STATED PROBLEM >> Make an exact copy of the records, dropping all pictures.

------ DATASET EXTRACT

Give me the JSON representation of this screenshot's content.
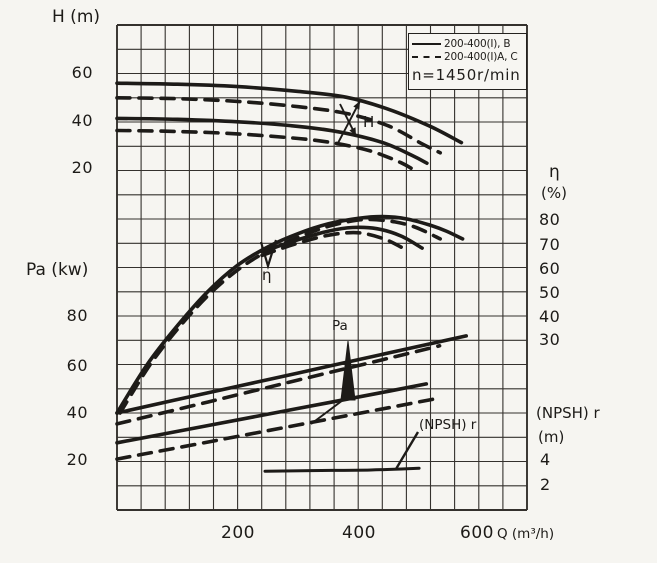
{
  "page": {
    "ink": "#1d1b18",
    "paper": "#f6f5f1"
  },
  "legend": {
    "entry_solid": "200-400(I), B",
    "entry_dashed": "200-400(I)A, C",
    "speed": "n=1450r/min"
  },
  "axis_labels": {
    "h_title": "H (m)",
    "pa_title": "Pa (kw)",
    "eta_title": "η",
    "eta_unit": "(%)",
    "npsh_title": "(NPSH) r",
    "npsh_unit": "(m)",
    "q_unit": "Q (m³/h)"
  },
  "annotations": {
    "h_curve": "H",
    "eta_curve": "η",
    "pa_curve": "Pa",
    "npsh_curve": "(NPSH) r"
  },
  "chart_data": {
    "type": "line",
    "speed_note": "n=1450r/min",
    "x_axis": {
      "label": "Q (m³/h)",
      "ticks": [
        200,
        400,
        600
      ],
      "range": [
        0,
        680
      ],
      "grid_step": 40
    },
    "y_axes": {
      "h": {
        "label": "H (m)",
        "ticks": [
          60,
          40,
          20
        ],
        "grid_step": 10
      },
      "pa": {
        "label": "Pa (kw)",
        "ticks": [
          80,
          60,
          40,
          20
        ],
        "grid_step": 10
      },
      "eta": {
        "label": "η",
        "unit": "(%)",
        "ticks": [
          80,
          70,
          60,
          50,
          40,
          30
        ],
        "grid_step": 10
      },
      "npsh": {
        "label": "(NPSH) r",
        "unit": "(m)",
        "ticks": [
          4,
          2
        ],
        "grid_step": 2
      }
    },
    "legend": {
      "solid": "200-400(I), B",
      "dashed": "200-400(I)A, C"
    },
    "series": [
      {
        "id": "h-b-1",
        "quantity": "H",
        "variant": "B",
        "style": "solid",
        "axis": "H",
        "points": [
          [
            0,
            56
          ],
          [
            100,
            55.6
          ],
          [
            200,
            54.6
          ],
          [
            300,
            52.6
          ],
          [
            380,
            50.2
          ],
          [
            450,
            45.2
          ],
          [
            520,
            38
          ],
          [
            570,
            31.5
          ]
        ]
      },
      {
        "id": "h-ac-1",
        "quantity": "H",
        "variant": "A,C",
        "style": "dashed",
        "axis": "H",
        "points": [
          [
            0,
            50
          ],
          [
            100,
            49.6
          ],
          [
            200,
            48.5
          ],
          [
            300,
            46.3
          ],
          [
            380,
            43.5
          ],
          [
            450,
            38.3
          ],
          [
            505,
            31
          ],
          [
            535,
            27.3
          ]
        ]
      },
      {
        "id": "h-b-2",
        "quantity": "H",
        "variant": "B",
        "style": "solid",
        "axis": "H",
        "points": [
          [
            0,
            41.5
          ],
          [
            100,
            41.1
          ],
          [
            200,
            40.1
          ],
          [
            300,
            38.2
          ],
          [
            370,
            35.8
          ],
          [
            440,
            31.5
          ],
          [
            490,
            26
          ],
          [
            513,
            23
          ]
        ]
      },
      {
        "id": "h-ac-2",
        "quantity": "H",
        "variant": "A,C",
        "style": "dashed",
        "axis": "H",
        "points": [
          [
            0,
            36.5
          ],
          [
            100,
            36.1
          ],
          [
            200,
            35.1
          ],
          [
            300,
            33.2
          ],
          [
            360,
            31.3
          ],
          [
            420,
            28
          ],
          [
            470,
            23.2
          ],
          [
            496,
            19.5
          ]
        ]
      },
      {
        "id": "eta-b-1",
        "quantity": "η",
        "variant": "B",
        "style": "solid",
        "axis": "eta",
        "points": [
          [
            0,
            0
          ],
          [
            50,
            20
          ],
          [
            100,
            36
          ],
          [
            150,
            50
          ],
          [
            200,
            61
          ],
          [
            250,
            68.5
          ],
          [
            300,
            74
          ],
          [
            350,
            78
          ],
          [
            400,
            80.3
          ],
          [
            440,
            81
          ],
          [
            480,
            80
          ],
          [
            520,
            77.3
          ],
          [
            545,
            75
          ],
          [
            572,
            71.8
          ]
        ]
      },
      {
        "id": "eta-ac-1",
        "quantity": "η",
        "variant": "A,C",
        "style": "dashed",
        "axis": "eta",
        "points": [
          [
            5,
            0
          ],
          [
            55,
            20
          ],
          [
            105,
            36
          ],
          [
            155,
            49.5
          ],
          [
            205,
            60
          ],
          [
            255,
            67.5
          ],
          [
            305,
            73
          ],
          [
            350,
            77
          ],
          [
            390,
            79.2
          ],
          [
            420,
            79.8
          ],
          [
            460,
            78.8
          ],
          [
            495,
            76.5
          ],
          [
            535,
            71.8
          ]
        ]
      },
      {
        "id": "eta-b-2",
        "quantity": "η",
        "variant": "B",
        "style": "solid",
        "axis": "eta",
        "points": [
          [
            240,
            66.5
          ],
          [
            300,
            71.5
          ],
          [
            350,
            75
          ],
          [
            390,
            76.5
          ],
          [
            430,
            76
          ],
          [
            470,
            73
          ],
          [
            505,
            68
          ]
        ]
      },
      {
        "id": "eta-ac-2",
        "quantity": "η",
        "variant": "A,C",
        "style": "dashed",
        "axis": "eta",
        "points": [
          [
            240,
            65
          ],
          [
            290,
            69.3
          ],
          [
            340,
            72.8
          ],
          [
            380,
            74.3
          ],
          [
            410,
            74
          ],
          [
            445,
            71.5
          ],
          [
            477,
            67.5
          ]
        ]
      },
      {
        "id": "pa-b-1",
        "quantity": "Pa",
        "variant": "B",
        "style": "solid",
        "axis": "Pa",
        "points": [
          [
            0,
            40
          ],
          [
            150,
            48.3
          ],
          [
            300,
            56.5
          ],
          [
            450,
            64.8
          ],
          [
            578,
            71.8
          ]
        ]
      },
      {
        "id": "pa-ac-1",
        "quantity": "Pa",
        "variant": "A,C",
        "style": "dashed",
        "axis": "Pa",
        "points": [
          [
            0,
            35.5
          ],
          [
            150,
            44.5
          ],
          [
            300,
            53.6
          ],
          [
            450,
            62.6
          ],
          [
            534,
            67.7
          ]
        ]
      },
      {
        "id": "pa-b-2",
        "quantity": "Pa",
        "variant": "B",
        "style": "solid",
        "axis": "Pa",
        "points": [
          [
            0,
            27.7
          ],
          [
            150,
            34.8
          ],
          [
            300,
            41.9
          ],
          [
            450,
            49
          ],
          [
            512,
            52
          ]
        ]
      },
      {
        "id": "pa-ac-2",
        "quantity": "Pa",
        "variant": "A,C",
        "style": "dashed",
        "axis": "Pa",
        "points": [
          [
            0,
            21
          ],
          [
            150,
            28
          ],
          [
            300,
            35.1
          ],
          [
            450,
            42.2
          ],
          [
            526,
            45.8
          ]
        ]
      },
      {
        "id": "npsh-1",
        "quantity": "(NPSH)r",
        "variant": "B",
        "style": "solid",
        "axis": "npsh",
        "points": [
          [
            245,
            3.2
          ],
          [
            320,
            3.25
          ],
          [
            420,
            3.3
          ],
          [
            500,
            3.45
          ]
        ]
      }
    ],
    "annotations": [
      {
        "text": "H",
        "target": "head-curves"
      },
      {
        "text": "η",
        "target": "efficiency-curves"
      },
      {
        "text": "Pa",
        "target": "power-curves"
      },
      {
        "text": "(NPSH) r",
        "target": "npsh-curve"
      }
    ]
  }
}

------------

THE COMPLETED TASK >>
Give me the JSON representation of this screenshot's content.
{
  "page": {
    "ink": "#1d1b18",
    "paper": "#f6f5f1"
  },
  "legend": {
    "entry_solid": "200-400(I), B",
    "entry_dashed": "200-400(I)A, C",
    "speed": "n=1450r/min"
  },
  "axis_labels": {
    "h_title": "H (m)",
    "pa_title": "Pa (kw)",
    "eta_title": "η",
    "eta_unit": "(%)",
    "npsh_title": "(NPSH) r",
    "npsh_unit": "(m)",
    "q_unit": "Q (m³/h)"
  },
  "annotations": {
    "h_curve": "H",
    "eta_curve": "η",
    "pa_curve": "Pa",
    "npsh_curve": "(NPSH) r"
  },
  "chart_data": {
    "type": "line",
    "speed_note": "n=1450r/min",
    "x_axis": {
      "label": "Q (m³/h)",
      "ticks": [
        200,
        400,
        600
      ],
      "range": [
        0,
        680
      ],
      "grid_step": 40
    },
    "y_axes": {
      "h": {
        "label": "H (m)",
        "ticks": [
          60,
          40,
          20
        ],
        "grid_step": 10
      },
      "pa": {
        "label": "Pa (kw)",
        "ticks": [
          80,
          60,
          40,
          20
        ],
        "grid_step": 10
      },
      "eta": {
        "label": "η",
        "unit": "(%)",
        "ticks": [
          80,
          70,
          60,
          50,
          40,
          30
        ],
        "grid_step": 10
      },
      "npsh": {
        "label": "(NPSH) r",
        "unit": "(m)",
        "ticks": [
          4,
          2
        ],
        "grid_step": 2
      }
    },
    "legend": {
      "solid": "200-400(I), B",
      "dashed": "200-400(I)A, C"
    },
    "series": [
      {
        "id": "h-b-1",
        "quantity": "H",
        "variant": "B",
        "style": "solid",
        "axis": "H",
        "points": [
          [
            0,
            56
          ],
          [
            100,
            55.6
          ],
          [
            200,
            54.6
          ],
          [
            300,
            52.6
          ],
          [
            380,
            50.2
          ],
          [
            450,
            45.2
          ],
          [
            520,
            38
          ],
          [
            570,
            31.5
          ]
        ]
      },
      {
        "id": "h-ac-1",
        "quantity": "H",
        "variant": "A,C",
        "style": "dashed",
        "axis": "H",
        "points": [
          [
            0,
            50
          ],
          [
            100,
            49.6
          ],
          [
            200,
            48.5
          ],
          [
            300,
            46.3
          ],
          [
            380,
            43.5
          ],
          [
            450,
            38.3
          ],
          [
            505,
            31
          ],
          [
            535,
            27.3
          ]
        ]
      },
      {
        "id": "h-b-2",
        "quantity": "H",
        "variant": "B",
        "style": "solid",
        "axis": "H",
        "points": [
          [
            0,
            41.5
          ],
          [
            100,
            41.1
          ],
          [
            200,
            40.1
          ],
          [
            300,
            38.2
          ],
          [
            370,
            35.8
          ],
          [
            440,
            31.5
          ],
          [
            490,
            26
          ],
          [
            513,
            23
          ]
        ]
      },
      {
        "id": "h-ac-2",
        "quantity": "H",
        "variant": "A,C",
        "style": "dashed",
        "axis": "H",
        "points": [
          [
            0,
            36.5
          ],
          [
            100,
            36.1
          ],
          [
            200,
            35.1
          ],
          [
            300,
            33.2
          ],
          [
            360,
            31.3
          ],
          [
            420,
            28
          ],
          [
            470,
            23.2
          ],
          [
            496,
            19.5
          ]
        ]
      },
      {
        "id": "eta-b-1",
        "quantity": "η",
        "variant": "B",
        "style": "solid",
        "axis": "eta",
        "points": [
          [
            0,
            0
          ],
          [
            50,
            20
          ],
          [
            100,
            36
          ],
          [
            150,
            50
          ],
          [
            200,
            61
          ],
          [
            250,
            68.5
          ],
          [
            300,
            74
          ],
          [
            350,
            78
          ],
          [
            400,
            80.3
          ],
          [
            440,
            81
          ],
          [
            480,
            80
          ],
          [
            520,
            77.3
          ],
          [
            545,
            75
          ],
          [
            572,
            71.8
          ]
        ]
      },
      {
        "id": "eta-ac-1",
        "quantity": "η",
        "variant": "A,C",
        "style": "dashed",
        "axis": "eta",
        "points": [
          [
            5,
            0
          ],
          [
            55,
            20
          ],
          [
            105,
            36
          ],
          [
            155,
            49.5
          ],
          [
            205,
            60
          ],
          [
            255,
            67.5
          ],
          [
            305,
            73
          ],
          [
            350,
            77
          ],
          [
            390,
            79.2
          ],
          [
            420,
            79.8
          ],
          [
            460,
            78.8
          ],
          [
            495,
            76.5
          ],
          [
            535,
            71.8
          ]
        ]
      },
      {
        "id": "eta-b-2",
        "quantity": "η",
        "variant": "B",
        "style": "solid",
        "axis": "eta",
        "points": [
          [
            240,
            66.5
          ],
          [
            300,
            71.5
          ],
          [
            350,
            75
          ],
          [
            390,
            76.5
          ],
          [
            430,
            76
          ],
          [
            470,
            73
          ],
          [
            505,
            68
          ]
        ]
      },
      {
        "id": "eta-ac-2",
        "quantity": "η",
        "variant": "A,C",
        "style": "dashed",
        "axis": "eta",
        "points": [
          [
            240,
            65
          ],
          [
            290,
            69.3
          ],
          [
            340,
            72.8
          ],
          [
            380,
            74.3
          ],
          [
            410,
            74
          ],
          [
            445,
            71.5
          ],
          [
            477,
            67.5
          ]
        ]
      },
      {
        "id": "pa-b-1",
        "quantity": "Pa",
        "variant": "B",
        "style": "solid",
        "axis": "Pa",
        "points": [
          [
            0,
            40
          ],
          [
            150,
            48.3
          ],
          [
            300,
            56.5
          ],
          [
            450,
            64.8
          ],
          [
            578,
            71.8
          ]
        ]
      },
      {
        "id": "pa-ac-1",
        "quantity": "Pa",
        "variant": "A,C",
        "style": "dashed",
        "axis": "Pa",
        "points": [
          [
            0,
            35.5
          ],
          [
            150,
            44.5
          ],
          [
            300,
            53.6
          ],
          [
            450,
            62.6
          ],
          [
            534,
            67.7
          ]
        ]
      },
      {
        "id": "pa-b-2",
        "quantity": "Pa",
        "variant": "B",
        "style": "solid",
        "axis": "Pa",
        "points": [
          [
            0,
            27.7
          ],
          [
            150,
            34.8
          ],
          [
            300,
            41.9
          ],
          [
            450,
            49
          ],
          [
            512,
            52
          ]
        ]
      },
      {
        "id": "pa-ac-2",
        "quantity": "Pa",
        "variant": "A,C",
        "style": "dashed",
        "axis": "Pa",
        "points": [
          [
            0,
            21
          ],
          [
            150,
            28
          ],
          [
            300,
            35.1
          ],
          [
            450,
            42.2
          ],
          [
            526,
            45.8
          ]
        ]
      },
      {
        "id": "npsh-1",
        "quantity": "(NPSH)r",
        "variant": "B",
        "style": "solid",
        "axis": "npsh",
        "points": [
          [
            245,
            3.2
          ],
          [
            320,
            3.25
          ],
          [
            420,
            3.3
          ],
          [
            500,
            3.45
          ]
        ]
      }
    ],
    "annotations": [
      {
        "text": "H",
        "target": "head-curves"
      },
      {
        "text": "η",
        "target": "efficiency-curves"
      },
      {
        "text": "Pa",
        "target": "power-curves"
      },
      {
        "text": "(NPSH) r",
        "target": "npsh-curve"
      }
    ]
  }
}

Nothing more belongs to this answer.